--- Extract provided ---

Because I started reading “Fiddler in the Subway” again

Over a month ago I mentioned that I was reading Gene Weingarten’s book Fiddler in the Subway.

I lied. I read the introduction, then used it as a coaster for the rest of the summer while I dicked around on Reddit and watched every episode of Breaking Bad. I’m not sorry for spending 30+ hours watching meth shenanigans with Walter White (seriously, if you’re not watching, you’re missing out) but I am sorry I didn’t dig into this book sooner. I’m two chapters in, and Weingarten’s doing a pretty swell job of restoring my faith in my chosen profession.

I’ll be honest and say that spending day after day in the newsroom sapped me of some of the blind idealism that’s taken me this far in journalism. It’s one thing to crank out a couple well-received stories a semester on your own time with unlimited space, it’s another to be constantly bombarded with assignments and deadlines and interviews and notes. It wears you down after a while. It makes you question who you’re working your ass off for. Who’s really reading it? Who really cares?

I once had a caller who told me that I should be a dog walker, because it would do more for society than the stuff I was writing for The Star.

Maybe he was right. There are thousands of cramped canines who could benefit from my legwork, and maybe that would earn me more karma than writing a story about a local oil painter or a gay Presbyterian minister. But Weingarten’s book, a collection of his best stories for The Washington Post, is a perfect example of why features matter. The guy has an amazing ability to see the deeper meaning in the everyday.

He sees an overpriced Washington children’s entertainer, explores his flaws and deconstructs his psyche without destroying his reputation.

He finds a box of musty old books and gives long-denied praise to an unknown literary legend.

These stories don’t expose injustice. They don’t hold criminals accountable or educate the public on matters of national importance.

But they exist. They show us the importance of the mundanities that we see day after day. And if someone like me isn’t around to see those things and think about them and write about them, will anyone?

--- Data under study ---

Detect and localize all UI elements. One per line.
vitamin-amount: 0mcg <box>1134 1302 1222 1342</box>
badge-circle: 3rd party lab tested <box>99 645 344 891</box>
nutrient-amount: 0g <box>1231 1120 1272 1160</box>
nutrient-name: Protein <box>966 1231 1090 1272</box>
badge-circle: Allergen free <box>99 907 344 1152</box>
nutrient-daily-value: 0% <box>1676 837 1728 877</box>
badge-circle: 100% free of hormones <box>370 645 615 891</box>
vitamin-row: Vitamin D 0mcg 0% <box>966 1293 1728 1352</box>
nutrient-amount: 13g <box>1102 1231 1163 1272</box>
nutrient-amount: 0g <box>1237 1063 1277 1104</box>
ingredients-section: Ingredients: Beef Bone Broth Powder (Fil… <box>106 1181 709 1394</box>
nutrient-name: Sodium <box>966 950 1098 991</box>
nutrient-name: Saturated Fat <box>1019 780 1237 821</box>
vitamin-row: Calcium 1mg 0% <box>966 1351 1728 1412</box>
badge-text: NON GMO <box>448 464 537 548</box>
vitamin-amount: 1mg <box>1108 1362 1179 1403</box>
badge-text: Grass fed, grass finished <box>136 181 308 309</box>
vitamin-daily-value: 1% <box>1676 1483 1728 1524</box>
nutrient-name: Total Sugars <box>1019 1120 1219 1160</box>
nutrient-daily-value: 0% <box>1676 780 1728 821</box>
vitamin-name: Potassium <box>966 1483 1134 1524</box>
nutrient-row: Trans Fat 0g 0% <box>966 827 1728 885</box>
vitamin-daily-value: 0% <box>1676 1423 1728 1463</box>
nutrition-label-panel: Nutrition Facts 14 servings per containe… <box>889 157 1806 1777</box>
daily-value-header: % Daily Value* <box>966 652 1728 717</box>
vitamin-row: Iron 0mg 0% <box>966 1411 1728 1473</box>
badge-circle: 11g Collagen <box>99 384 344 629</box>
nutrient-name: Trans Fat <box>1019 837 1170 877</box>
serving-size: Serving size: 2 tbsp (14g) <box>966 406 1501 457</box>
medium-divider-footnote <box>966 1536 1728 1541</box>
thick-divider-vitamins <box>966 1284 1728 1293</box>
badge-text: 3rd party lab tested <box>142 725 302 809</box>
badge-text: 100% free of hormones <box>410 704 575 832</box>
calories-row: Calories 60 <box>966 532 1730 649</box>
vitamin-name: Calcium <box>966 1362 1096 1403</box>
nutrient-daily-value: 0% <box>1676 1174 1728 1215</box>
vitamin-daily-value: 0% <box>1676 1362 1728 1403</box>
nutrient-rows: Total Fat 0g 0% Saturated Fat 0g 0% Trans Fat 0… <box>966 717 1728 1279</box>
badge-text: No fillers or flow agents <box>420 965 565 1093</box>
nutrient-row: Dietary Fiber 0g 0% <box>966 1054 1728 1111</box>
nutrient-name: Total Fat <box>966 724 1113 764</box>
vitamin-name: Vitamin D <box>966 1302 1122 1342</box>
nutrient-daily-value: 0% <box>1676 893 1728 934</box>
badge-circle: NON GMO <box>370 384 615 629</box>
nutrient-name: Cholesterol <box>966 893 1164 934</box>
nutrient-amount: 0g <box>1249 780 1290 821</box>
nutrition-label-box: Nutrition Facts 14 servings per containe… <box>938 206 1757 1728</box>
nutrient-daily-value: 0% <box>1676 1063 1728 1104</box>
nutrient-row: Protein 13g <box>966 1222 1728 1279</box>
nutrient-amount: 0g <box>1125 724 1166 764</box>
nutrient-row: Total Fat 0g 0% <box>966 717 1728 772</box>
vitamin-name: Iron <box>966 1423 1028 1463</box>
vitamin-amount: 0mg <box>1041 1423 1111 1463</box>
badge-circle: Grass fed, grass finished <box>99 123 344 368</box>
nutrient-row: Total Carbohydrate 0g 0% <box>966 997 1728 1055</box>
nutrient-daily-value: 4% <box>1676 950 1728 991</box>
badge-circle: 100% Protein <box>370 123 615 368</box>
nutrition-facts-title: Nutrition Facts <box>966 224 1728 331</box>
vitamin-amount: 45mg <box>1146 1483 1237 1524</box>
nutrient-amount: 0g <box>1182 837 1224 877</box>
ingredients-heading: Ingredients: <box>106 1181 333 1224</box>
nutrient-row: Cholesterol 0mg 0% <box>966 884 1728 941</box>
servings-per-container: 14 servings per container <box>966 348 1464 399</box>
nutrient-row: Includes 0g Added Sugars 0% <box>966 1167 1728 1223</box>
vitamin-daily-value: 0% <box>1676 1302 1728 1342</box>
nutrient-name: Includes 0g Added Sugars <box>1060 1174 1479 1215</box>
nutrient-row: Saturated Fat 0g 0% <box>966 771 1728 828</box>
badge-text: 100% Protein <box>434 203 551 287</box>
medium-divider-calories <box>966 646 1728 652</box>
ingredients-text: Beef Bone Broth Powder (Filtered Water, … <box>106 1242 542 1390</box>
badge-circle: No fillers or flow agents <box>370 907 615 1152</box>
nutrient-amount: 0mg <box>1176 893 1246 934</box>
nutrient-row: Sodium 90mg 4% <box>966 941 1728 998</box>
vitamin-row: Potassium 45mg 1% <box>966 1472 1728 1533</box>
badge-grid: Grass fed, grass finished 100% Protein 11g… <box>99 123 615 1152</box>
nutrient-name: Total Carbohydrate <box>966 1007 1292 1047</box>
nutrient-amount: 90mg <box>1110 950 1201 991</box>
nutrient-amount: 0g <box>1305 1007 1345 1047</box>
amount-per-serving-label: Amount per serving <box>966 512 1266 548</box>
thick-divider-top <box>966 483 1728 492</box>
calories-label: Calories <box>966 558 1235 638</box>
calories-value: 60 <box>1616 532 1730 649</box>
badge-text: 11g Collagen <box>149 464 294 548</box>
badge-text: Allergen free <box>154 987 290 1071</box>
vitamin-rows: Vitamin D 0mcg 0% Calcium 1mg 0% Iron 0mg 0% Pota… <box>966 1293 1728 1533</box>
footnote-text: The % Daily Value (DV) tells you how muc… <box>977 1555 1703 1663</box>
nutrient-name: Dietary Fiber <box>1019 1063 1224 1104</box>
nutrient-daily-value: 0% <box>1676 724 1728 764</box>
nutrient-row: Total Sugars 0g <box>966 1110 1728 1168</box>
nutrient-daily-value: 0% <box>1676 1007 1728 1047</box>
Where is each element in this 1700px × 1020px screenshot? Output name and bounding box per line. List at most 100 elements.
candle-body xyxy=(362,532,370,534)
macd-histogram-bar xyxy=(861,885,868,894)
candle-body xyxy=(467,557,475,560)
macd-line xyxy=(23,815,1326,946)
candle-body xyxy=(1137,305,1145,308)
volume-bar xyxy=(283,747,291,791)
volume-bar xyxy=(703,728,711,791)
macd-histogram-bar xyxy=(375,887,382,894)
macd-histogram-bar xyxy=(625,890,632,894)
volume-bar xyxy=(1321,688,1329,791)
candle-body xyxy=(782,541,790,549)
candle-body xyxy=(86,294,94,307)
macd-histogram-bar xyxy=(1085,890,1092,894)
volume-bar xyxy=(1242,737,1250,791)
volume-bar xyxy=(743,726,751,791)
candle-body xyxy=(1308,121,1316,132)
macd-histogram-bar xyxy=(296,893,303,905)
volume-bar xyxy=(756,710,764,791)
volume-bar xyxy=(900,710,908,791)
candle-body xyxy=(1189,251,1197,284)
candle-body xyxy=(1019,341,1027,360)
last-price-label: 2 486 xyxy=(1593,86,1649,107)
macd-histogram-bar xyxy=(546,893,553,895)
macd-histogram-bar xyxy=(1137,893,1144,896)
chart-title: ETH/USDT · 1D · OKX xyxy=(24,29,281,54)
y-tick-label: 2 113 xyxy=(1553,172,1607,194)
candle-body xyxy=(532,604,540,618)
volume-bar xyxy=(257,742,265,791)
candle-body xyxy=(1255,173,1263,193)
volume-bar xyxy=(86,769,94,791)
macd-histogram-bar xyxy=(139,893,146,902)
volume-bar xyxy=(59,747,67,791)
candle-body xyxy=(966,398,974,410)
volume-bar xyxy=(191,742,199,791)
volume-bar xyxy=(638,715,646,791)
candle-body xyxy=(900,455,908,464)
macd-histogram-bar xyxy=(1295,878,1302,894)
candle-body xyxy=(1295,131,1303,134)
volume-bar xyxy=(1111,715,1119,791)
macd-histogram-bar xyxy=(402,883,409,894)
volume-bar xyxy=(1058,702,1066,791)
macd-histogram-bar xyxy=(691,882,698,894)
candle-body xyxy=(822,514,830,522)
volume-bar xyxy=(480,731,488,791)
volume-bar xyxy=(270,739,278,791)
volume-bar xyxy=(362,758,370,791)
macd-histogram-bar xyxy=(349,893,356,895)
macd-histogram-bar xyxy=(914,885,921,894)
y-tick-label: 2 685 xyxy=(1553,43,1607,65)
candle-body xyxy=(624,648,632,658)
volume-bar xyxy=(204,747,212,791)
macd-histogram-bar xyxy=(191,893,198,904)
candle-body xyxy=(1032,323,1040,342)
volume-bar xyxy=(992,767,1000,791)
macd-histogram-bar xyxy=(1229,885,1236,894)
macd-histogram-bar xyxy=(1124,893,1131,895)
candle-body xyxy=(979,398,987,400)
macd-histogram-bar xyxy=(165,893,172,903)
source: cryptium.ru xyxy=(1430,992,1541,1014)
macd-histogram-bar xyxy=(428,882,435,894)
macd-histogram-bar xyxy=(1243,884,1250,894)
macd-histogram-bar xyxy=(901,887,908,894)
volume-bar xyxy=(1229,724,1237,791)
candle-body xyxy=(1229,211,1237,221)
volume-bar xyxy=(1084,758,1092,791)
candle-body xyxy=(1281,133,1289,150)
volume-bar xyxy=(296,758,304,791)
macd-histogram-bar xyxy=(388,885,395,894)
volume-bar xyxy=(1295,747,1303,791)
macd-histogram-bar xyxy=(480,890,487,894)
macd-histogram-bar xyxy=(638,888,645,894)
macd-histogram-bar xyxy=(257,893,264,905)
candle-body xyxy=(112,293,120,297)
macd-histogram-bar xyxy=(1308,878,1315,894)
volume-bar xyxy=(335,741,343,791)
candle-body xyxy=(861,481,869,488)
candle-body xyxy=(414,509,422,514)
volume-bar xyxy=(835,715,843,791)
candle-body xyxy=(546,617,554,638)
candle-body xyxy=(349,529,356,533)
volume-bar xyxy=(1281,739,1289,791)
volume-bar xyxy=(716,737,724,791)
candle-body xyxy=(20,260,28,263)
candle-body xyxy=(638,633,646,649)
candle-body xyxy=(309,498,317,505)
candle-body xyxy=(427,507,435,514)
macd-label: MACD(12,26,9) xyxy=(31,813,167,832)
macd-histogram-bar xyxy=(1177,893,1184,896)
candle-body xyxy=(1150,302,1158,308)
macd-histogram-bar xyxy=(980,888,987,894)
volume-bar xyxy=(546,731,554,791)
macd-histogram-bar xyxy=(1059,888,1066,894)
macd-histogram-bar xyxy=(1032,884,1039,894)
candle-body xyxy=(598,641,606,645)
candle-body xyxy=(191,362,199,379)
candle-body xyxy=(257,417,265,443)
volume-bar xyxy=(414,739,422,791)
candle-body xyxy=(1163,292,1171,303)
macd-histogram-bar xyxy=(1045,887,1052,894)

---

▸ **What this task involves**
In one to three sentences, explain why the post about rereading "Fiddler in the Subway" calls Weingarten's book a perfect example of why features matter.

▸ **Result of this exercise**
The writer says Weingarten has an amazing ability to see the deeper meaning in the everyday. His stories find meaning in ordinary subjects, such as an overpriced children's entertainer and a box of musty old books. In doing so, they show the importance of the mundane things people see day after day.